*Problem to work on:* Copy out exactly each line from the line with "What data populates" through the last line of the material below.

*The records:*
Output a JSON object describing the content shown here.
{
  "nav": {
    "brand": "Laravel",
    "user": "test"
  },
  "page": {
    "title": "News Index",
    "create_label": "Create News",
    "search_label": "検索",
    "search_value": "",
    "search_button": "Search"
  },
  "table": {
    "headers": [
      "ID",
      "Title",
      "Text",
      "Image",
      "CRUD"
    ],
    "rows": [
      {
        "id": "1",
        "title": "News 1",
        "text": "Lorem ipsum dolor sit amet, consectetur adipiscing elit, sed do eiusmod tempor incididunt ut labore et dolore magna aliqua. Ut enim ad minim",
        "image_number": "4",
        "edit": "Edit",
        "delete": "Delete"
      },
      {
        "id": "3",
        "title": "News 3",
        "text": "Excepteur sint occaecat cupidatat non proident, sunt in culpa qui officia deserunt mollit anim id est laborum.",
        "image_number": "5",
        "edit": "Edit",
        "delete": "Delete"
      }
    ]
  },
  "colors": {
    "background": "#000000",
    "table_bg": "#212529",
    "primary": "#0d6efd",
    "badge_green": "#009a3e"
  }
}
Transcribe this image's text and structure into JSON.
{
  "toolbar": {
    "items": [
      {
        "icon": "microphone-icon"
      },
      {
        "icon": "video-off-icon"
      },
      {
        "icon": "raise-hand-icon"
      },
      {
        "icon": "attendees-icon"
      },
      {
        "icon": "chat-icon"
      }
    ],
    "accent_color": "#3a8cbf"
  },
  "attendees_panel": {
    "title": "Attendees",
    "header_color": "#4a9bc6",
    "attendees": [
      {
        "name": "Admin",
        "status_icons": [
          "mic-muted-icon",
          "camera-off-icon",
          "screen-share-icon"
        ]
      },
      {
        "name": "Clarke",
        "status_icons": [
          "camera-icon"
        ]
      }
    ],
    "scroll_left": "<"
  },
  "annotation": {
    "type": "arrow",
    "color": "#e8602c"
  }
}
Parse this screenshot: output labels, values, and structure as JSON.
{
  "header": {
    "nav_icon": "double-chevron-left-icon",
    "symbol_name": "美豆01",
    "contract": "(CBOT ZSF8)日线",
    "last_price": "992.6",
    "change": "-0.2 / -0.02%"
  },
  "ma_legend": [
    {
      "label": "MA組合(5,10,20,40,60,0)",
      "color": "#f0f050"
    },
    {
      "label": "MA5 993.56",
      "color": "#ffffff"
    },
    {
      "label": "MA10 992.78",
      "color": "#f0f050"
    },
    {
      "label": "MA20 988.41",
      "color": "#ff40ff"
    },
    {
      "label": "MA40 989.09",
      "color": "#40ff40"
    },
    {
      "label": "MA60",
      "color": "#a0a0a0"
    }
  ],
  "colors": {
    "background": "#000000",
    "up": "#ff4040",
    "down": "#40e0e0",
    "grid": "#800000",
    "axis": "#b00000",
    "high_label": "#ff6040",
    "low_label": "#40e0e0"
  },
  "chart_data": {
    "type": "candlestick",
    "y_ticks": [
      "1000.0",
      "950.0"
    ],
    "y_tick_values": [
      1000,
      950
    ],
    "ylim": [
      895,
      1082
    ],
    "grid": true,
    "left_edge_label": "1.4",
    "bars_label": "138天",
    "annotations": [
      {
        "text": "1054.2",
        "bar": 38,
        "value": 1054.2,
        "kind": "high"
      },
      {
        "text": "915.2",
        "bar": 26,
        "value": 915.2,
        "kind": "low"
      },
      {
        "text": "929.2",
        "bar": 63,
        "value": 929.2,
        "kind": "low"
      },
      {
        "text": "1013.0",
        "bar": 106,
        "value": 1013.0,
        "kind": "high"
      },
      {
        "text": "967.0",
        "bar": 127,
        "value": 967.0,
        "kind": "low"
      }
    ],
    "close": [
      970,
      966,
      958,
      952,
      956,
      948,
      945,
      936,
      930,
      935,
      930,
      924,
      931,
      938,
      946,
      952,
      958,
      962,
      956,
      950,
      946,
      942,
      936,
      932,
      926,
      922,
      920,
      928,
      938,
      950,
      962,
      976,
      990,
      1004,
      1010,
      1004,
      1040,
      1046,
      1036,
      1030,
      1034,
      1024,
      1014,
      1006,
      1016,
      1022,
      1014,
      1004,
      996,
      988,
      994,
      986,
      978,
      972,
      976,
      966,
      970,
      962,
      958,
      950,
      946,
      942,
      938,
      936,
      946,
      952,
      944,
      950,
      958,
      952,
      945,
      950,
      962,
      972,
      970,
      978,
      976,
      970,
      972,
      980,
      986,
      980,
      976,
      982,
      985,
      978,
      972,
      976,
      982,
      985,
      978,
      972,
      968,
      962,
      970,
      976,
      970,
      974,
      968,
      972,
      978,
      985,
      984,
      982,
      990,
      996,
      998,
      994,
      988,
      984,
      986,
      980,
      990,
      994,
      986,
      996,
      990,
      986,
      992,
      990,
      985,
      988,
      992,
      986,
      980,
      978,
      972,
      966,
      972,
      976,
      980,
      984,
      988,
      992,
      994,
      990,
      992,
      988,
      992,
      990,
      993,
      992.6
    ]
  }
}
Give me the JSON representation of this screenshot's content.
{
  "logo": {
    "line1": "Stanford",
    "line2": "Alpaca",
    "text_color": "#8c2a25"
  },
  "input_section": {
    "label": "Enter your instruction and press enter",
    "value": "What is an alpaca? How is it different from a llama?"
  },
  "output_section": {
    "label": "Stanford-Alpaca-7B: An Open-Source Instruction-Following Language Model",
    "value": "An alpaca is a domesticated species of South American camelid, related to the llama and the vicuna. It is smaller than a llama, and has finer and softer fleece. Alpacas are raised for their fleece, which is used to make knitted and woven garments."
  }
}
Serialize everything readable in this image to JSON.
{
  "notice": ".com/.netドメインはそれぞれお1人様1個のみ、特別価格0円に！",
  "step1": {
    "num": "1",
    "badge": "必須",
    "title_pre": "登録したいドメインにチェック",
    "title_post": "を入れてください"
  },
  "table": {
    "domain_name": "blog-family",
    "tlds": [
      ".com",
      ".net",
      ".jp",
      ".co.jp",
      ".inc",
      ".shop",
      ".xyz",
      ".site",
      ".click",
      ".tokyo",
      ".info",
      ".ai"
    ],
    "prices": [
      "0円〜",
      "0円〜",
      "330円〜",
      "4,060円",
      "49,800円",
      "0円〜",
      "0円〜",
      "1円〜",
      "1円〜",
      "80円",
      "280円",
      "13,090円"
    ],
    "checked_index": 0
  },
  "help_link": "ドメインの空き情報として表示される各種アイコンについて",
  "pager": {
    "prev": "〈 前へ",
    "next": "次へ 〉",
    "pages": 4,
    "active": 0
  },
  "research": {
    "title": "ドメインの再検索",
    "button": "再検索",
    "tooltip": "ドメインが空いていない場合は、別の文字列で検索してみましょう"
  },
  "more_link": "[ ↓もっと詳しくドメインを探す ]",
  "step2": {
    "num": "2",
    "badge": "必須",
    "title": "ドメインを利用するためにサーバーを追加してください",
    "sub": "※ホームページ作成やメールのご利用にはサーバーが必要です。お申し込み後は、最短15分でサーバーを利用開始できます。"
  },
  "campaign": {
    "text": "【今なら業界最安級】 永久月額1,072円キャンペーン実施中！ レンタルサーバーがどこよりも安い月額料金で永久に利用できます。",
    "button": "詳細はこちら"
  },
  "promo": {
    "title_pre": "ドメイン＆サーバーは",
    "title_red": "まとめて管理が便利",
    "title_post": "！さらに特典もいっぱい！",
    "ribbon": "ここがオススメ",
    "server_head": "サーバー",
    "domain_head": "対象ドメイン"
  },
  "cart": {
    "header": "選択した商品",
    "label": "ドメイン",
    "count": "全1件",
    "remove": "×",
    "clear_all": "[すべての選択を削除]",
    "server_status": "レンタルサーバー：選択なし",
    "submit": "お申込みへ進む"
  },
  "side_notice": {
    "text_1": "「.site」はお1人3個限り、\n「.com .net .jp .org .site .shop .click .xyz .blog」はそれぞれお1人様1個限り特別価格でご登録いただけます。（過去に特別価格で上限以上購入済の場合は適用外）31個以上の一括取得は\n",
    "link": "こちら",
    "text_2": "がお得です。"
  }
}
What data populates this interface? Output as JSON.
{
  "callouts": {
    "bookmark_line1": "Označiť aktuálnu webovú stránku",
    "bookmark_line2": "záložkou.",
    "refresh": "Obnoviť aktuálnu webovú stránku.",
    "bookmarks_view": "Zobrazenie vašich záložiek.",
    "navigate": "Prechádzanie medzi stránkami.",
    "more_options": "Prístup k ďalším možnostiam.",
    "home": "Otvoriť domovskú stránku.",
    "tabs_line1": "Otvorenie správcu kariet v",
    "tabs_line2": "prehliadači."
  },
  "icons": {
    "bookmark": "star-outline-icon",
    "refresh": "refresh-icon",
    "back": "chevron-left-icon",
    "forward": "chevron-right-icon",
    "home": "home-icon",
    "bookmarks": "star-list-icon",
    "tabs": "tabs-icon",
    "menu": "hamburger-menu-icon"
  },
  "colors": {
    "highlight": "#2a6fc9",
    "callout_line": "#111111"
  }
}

*Full solution:*
What data populates this interface? Output as JSON.
{
  "callouts": {
    "bookmark_line1": "Označiť aktuálnu webovú stránku",
    "bookmark_line2": "záložkou.",
    "refresh": "Obnoviť aktuálnu webovú stránku.",
    "bookmarks_view": "Zobrazenie vašich záložiek.",
    "navigate": "Prechádzanie medzi stránkami.",
    "more_options": "Prístup k ďalším možnostiam.",
    "home": "Otvoriť domovskú stránku.",
    "tabs_line1": "Otvorenie správcu kariet v",
    "tabs_line2": "prehliadači."
  },
  "icons": {
    "bookmark": "star-outline-icon",
    "refresh": "refresh-icon",
    "back": "chevron-left-icon",
    "forward": "chevron-right-icon",
    "home": "home-icon",
    "bookmarks": "star-list-icon",
    "tabs": "tabs-icon",
    "menu": "hamburger-menu-icon"
  },
  "colors": {
    "highlight": "#2a6fc9",
    "callout_line": "#111111"
  }
}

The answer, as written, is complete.